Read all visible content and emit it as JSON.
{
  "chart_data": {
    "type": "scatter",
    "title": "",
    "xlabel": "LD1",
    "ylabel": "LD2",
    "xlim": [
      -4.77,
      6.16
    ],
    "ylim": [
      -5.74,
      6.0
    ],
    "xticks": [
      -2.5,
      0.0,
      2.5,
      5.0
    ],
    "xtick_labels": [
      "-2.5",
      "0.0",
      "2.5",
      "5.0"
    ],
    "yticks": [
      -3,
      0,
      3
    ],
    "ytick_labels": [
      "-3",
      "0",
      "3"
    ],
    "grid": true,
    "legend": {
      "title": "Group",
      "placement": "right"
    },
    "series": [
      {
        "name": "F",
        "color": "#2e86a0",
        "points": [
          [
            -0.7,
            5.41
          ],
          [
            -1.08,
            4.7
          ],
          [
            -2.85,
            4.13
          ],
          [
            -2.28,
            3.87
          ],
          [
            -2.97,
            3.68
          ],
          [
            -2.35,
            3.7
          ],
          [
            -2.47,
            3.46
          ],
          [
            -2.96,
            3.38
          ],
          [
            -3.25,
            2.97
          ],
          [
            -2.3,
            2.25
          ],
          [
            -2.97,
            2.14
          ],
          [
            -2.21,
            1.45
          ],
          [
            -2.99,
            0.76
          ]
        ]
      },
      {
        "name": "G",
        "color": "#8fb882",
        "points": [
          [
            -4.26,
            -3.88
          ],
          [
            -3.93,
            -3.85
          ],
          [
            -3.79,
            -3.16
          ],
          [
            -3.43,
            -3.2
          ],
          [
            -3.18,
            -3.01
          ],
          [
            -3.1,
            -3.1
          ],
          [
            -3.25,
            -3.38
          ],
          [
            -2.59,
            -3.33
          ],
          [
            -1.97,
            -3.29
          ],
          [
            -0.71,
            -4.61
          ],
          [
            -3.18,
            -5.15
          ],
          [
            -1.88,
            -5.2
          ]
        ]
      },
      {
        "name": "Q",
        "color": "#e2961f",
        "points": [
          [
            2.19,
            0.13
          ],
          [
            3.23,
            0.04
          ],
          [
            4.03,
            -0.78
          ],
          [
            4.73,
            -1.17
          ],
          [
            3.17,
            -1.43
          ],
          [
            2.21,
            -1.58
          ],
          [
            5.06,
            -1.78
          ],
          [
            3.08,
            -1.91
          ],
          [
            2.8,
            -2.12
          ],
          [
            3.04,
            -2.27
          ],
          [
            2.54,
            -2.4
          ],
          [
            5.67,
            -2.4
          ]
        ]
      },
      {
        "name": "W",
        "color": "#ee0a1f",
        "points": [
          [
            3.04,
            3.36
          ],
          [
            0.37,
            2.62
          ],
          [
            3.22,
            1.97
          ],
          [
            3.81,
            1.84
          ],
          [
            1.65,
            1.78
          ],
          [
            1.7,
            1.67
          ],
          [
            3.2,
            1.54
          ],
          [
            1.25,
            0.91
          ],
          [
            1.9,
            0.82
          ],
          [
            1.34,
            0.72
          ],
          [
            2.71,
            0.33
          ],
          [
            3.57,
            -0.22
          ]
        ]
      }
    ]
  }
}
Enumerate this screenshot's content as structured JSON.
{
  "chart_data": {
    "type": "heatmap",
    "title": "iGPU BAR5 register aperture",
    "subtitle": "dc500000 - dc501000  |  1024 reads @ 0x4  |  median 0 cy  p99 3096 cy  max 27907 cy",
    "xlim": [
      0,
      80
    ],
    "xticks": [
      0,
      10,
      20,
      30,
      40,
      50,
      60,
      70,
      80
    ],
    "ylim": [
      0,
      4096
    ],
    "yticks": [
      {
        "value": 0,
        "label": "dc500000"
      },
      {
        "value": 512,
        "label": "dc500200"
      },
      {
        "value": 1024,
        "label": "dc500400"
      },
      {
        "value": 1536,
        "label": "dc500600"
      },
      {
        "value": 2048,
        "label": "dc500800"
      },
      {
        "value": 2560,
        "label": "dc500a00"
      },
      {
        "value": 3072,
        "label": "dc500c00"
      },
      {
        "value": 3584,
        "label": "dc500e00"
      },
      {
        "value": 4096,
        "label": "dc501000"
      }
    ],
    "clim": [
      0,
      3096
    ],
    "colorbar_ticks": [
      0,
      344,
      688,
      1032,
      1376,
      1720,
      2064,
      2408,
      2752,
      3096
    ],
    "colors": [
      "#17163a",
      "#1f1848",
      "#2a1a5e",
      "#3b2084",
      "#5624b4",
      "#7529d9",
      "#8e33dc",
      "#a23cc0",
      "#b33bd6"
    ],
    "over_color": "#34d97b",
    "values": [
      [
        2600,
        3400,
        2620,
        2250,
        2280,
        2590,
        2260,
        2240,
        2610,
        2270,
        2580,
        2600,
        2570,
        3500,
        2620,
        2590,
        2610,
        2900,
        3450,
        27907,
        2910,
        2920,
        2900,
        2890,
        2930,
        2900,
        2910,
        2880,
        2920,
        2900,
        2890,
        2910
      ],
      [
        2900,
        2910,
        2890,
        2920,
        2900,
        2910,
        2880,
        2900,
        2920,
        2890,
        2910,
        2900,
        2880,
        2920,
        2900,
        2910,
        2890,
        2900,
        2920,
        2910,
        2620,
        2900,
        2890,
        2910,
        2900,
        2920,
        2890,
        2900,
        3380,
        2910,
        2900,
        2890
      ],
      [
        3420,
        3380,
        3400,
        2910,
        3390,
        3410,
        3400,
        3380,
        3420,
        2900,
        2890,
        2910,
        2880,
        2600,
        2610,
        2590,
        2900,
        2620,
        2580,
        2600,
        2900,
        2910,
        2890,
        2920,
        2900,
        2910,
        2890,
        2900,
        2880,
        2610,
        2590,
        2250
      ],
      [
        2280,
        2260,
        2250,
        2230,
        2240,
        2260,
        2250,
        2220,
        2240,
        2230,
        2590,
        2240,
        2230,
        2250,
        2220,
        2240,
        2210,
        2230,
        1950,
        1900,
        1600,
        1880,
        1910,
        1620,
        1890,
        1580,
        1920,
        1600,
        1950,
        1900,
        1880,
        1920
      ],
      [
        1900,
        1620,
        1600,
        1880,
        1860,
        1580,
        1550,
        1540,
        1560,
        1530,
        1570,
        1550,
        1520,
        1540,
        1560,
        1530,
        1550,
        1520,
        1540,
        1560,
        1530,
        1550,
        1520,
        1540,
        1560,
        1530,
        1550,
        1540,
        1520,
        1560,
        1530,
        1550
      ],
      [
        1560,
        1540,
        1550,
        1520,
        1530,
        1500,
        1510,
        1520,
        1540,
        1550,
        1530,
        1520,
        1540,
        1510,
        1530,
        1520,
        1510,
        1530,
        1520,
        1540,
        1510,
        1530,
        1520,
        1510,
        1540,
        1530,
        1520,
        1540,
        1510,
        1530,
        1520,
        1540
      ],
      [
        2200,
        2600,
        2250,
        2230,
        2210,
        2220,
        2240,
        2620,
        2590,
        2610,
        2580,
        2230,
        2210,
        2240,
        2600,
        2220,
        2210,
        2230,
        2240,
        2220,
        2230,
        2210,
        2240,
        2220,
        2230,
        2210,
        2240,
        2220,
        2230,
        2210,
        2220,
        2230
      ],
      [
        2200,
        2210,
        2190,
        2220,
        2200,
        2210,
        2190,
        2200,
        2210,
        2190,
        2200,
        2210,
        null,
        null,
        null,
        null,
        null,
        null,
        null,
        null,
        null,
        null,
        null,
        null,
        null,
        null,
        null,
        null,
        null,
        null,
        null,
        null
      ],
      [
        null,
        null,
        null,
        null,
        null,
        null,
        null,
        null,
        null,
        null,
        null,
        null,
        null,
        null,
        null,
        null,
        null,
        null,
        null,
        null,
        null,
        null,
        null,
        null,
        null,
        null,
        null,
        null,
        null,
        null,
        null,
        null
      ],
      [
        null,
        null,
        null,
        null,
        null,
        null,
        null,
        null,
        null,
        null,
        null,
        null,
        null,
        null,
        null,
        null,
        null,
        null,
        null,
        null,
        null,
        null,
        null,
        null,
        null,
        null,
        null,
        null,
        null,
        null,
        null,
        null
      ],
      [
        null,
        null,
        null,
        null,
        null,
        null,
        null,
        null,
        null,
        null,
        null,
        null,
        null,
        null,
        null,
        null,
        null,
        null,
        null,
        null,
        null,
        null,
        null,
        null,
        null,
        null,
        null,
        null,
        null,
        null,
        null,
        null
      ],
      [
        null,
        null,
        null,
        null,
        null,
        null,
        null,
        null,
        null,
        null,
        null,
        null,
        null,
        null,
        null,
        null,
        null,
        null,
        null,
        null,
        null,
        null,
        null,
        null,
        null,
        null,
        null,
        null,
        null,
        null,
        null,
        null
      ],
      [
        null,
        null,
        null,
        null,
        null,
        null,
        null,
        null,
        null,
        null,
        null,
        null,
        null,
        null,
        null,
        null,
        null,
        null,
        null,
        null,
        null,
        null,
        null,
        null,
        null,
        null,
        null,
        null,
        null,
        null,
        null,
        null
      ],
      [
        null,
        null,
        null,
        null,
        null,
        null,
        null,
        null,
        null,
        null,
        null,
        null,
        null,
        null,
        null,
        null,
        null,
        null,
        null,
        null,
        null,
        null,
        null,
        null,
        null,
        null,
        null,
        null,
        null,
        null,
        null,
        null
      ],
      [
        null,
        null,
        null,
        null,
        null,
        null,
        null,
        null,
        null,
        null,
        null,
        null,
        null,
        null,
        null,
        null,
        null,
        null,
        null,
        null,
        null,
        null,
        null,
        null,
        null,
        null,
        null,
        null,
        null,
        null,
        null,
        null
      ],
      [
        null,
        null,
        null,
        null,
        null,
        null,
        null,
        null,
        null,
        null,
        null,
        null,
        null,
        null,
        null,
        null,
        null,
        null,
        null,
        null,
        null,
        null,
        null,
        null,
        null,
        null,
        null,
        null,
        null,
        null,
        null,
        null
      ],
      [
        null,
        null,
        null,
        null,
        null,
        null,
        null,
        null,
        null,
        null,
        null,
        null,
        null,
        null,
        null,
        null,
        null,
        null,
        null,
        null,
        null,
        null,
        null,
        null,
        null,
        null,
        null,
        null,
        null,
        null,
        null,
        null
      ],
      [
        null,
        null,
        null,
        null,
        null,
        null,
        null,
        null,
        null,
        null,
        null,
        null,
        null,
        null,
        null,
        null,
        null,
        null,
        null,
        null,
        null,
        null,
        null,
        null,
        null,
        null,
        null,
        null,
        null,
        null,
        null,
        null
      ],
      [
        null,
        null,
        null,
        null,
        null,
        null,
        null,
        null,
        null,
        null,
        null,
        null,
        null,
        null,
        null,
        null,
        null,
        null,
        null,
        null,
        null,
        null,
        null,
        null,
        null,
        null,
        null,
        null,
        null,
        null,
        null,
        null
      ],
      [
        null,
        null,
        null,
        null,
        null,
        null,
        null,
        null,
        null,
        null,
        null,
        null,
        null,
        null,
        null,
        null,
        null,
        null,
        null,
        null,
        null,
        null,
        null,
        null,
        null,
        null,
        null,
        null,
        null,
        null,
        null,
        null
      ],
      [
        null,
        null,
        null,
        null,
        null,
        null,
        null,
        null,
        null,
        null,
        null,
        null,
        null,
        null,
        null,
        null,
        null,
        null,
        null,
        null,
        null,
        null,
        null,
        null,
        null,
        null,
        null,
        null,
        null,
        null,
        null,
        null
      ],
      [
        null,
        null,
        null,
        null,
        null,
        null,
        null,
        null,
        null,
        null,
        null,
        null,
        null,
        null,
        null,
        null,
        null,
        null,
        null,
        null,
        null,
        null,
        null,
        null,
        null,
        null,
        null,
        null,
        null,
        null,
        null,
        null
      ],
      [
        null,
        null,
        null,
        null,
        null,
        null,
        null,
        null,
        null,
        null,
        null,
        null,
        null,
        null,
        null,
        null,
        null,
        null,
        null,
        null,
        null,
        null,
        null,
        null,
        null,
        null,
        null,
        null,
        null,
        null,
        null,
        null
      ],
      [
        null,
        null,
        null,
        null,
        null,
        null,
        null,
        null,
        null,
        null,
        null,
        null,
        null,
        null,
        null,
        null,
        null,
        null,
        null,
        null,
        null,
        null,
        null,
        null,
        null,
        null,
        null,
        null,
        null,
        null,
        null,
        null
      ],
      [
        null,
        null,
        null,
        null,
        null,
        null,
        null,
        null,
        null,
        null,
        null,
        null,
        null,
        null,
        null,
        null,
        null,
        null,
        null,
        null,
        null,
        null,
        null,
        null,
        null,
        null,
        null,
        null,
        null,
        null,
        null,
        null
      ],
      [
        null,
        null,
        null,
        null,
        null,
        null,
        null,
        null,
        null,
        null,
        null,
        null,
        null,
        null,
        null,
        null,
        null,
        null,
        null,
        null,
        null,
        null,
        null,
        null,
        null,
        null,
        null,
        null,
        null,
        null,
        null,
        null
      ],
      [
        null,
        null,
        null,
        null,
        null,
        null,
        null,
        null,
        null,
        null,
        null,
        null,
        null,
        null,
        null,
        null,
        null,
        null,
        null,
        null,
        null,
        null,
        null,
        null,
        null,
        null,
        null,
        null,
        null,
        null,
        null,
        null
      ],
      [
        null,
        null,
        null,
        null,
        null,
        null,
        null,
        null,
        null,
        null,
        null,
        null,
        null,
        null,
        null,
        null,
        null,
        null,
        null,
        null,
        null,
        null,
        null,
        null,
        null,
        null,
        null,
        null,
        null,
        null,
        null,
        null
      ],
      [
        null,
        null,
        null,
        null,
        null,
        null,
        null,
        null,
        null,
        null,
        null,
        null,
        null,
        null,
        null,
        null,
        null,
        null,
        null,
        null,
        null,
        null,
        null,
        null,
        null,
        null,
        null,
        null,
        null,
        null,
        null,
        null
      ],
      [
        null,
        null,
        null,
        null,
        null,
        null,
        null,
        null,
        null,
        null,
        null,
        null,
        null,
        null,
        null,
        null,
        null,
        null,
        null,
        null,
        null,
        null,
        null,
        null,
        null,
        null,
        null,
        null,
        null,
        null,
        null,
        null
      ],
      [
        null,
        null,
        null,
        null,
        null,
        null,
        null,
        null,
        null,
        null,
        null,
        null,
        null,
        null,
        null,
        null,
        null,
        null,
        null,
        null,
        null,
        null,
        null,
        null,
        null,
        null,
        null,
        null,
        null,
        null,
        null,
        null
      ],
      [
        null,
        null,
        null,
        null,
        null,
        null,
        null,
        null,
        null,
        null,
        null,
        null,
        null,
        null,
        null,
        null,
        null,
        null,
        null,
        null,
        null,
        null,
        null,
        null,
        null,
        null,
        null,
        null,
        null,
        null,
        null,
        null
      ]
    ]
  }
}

§ **Exercise description**: Go through the listing above line by line and say how many lines hold the word "JSON". Reply with that number only.

§ **Problem solution**: 2